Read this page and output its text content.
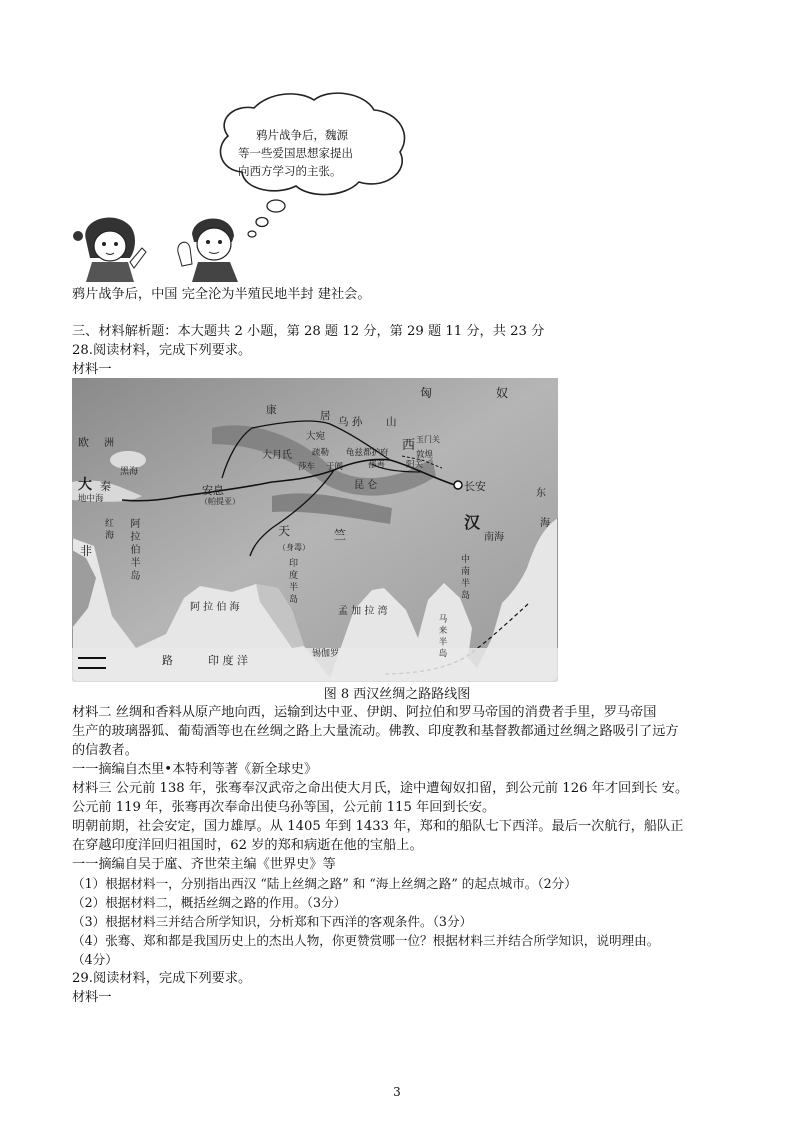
鸦片战争后，魏源
等一些爱国思想家提出
向西方学习的主张。
鸦片战争后，中国 完全沦为半殖民地半封 建社会。
三、材料解析题：本大题共 2 小题，第 28 题 12 分，第 29 题 11 分，共 23 分
28.阅读材料，完成下列要求。
材料一
匈	奴
康	居 乌 孙 山
西 玉门关
大宛
疏勒 龟兹都护府
大月氏
莎车 于阗	鄯善 阳关
敦煌
长安
昆 仑
安息
（帕提亚）
欧 洲
黑海
大 秦
地中海
非
红海 阿拉伯半岛
阿 拉 伯 海
天	竺
（身毒）
印度半岛
孟 加 拉 湾
汉
南海
东
海
中南半岛
马来半岛
锡伽罗
路	印 度 洋
图 8 西汉丝绸之路路线图
材料二 丝绸和香料从原产地向西，运输到达中亚、伊朗、阿拉伯和罗马帝国的消费者手里，罗马帝国
生产的玻璃器狐、葡萄酒等也在丝绸之路上大量流动。佛教、印度教和基督教都通过丝绸之路吸引了远方
的信教者。
一一摘编自杰里•本特利等著《新全球史》
材料三 公元前 138 年，张骞奉汉武帝之命出使大月氏，途中遭匈奴扣留，到公元前 126 年才回到长 安。
公元前 119 年，张骞再次奉命出使乌孙等国，公元前 115 年回到长安。
明朝前期，社会安定，国力雄厚。从 1405 年到 1433 年，郑和的船队七下西洋。最后一次航行，船队正
在穿越印度洋回归祖国时，62 岁的郑和病逝在他的宝船上。
一一摘编自吴于廑、齐世荣主编《世界史》等
（1）根据材料一，分别指出西汉 “陆上丝绸之路” 和 “海上丝绸之路” 的起点城市。（2分）
（2）根据材料二，概括丝绸之路的作用。（3分）
（3）根据材料三并结合所学知识，分析郑和下西洋的客观条件。（3分）
（4）张骞、郑和都是我国历史上的杰出人物，你更赞赏哪一位？根据材料三并结合所学知识，说明理由。
（4分）
29.阅读材料，完成下列要求。
材料一
3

-=-=-

**EXERCISE OBJECTIVE**
Copy out all the data exactly; skip the pictures.

**SOLUTION FOR THIS PROBLEM**
Read this page and output its text content.
鸦片战争后，魏源
等一些爱国思想家提出
向西方学习的主张。
鸦片战争后，中国 完全沦为半殖民地半封 建社会。
三、材料解析题：本大题共 2 小题，第 28 题 12 分，第 29 题 11 分，共 23 分
28.阅读材料，完成下列要求。
材料一
匈	奴
康	居 乌 孙 山
西 玉门关
大宛
疏勒 龟兹都护府
大月氏
莎车 于阗	鄯善 阳关
敦煌
长安
昆 仑
安息
（帕提亚）
欧 洲
黑海
大 秦
地中海
非
红海 阿拉伯半岛
阿 拉 伯 海
天	竺
（身毒）
印度半岛
孟 加 拉 湾
汉
南海
东
海
中南半岛
马来半岛
锡伽罗
路	印 度 洋
图 8 西汉丝绸之路路线图
材料二 丝绸和香料从原产地向西，运输到达中亚、伊朗、阿拉伯和罗马帝国的消费者手里，罗马帝国
生产的玻璃器狐、葡萄酒等也在丝绸之路上大量流动。佛教、印度教和基督教都通过丝绸之路吸引了远方
的信教者。
一一摘编自杰里•本特利等著《新全球史》
材料三 公元前 138 年，张骞奉汉武帝之命出使大月氏，途中遭匈奴扣留，到公元前 126 年才回到长 安。
公元前 119 年，张骞再次奉命出使乌孙等国，公元前 115 年回到长安。
明朝前期，社会安定，国力雄厚。从 1405 年到 1433 年，郑和的船队七下西洋。最后一次航行，船队正
在穿越印度洋回归祖国时，62 岁的郑和病逝在他的宝船上。
一一摘编自吴于廑、齐世荣主编《世界史》等
（1）根据材料一，分别指出西汉 “陆上丝绸之路” 和 “海上丝绸之路” 的起点城市。（2分）
（2）根据材料二，概括丝绸之路的作用。（3分）
（3）根据材料三并结合所学知识，分析郑和下西洋的客观条件。（3分）
（4）张骞、郑和都是我国历史上的杰出人物，你更赞赏哪一位？根据材料三并结合所学知识，说明理由。
（4分）
29.阅读材料，完成下列要求。
材料一
3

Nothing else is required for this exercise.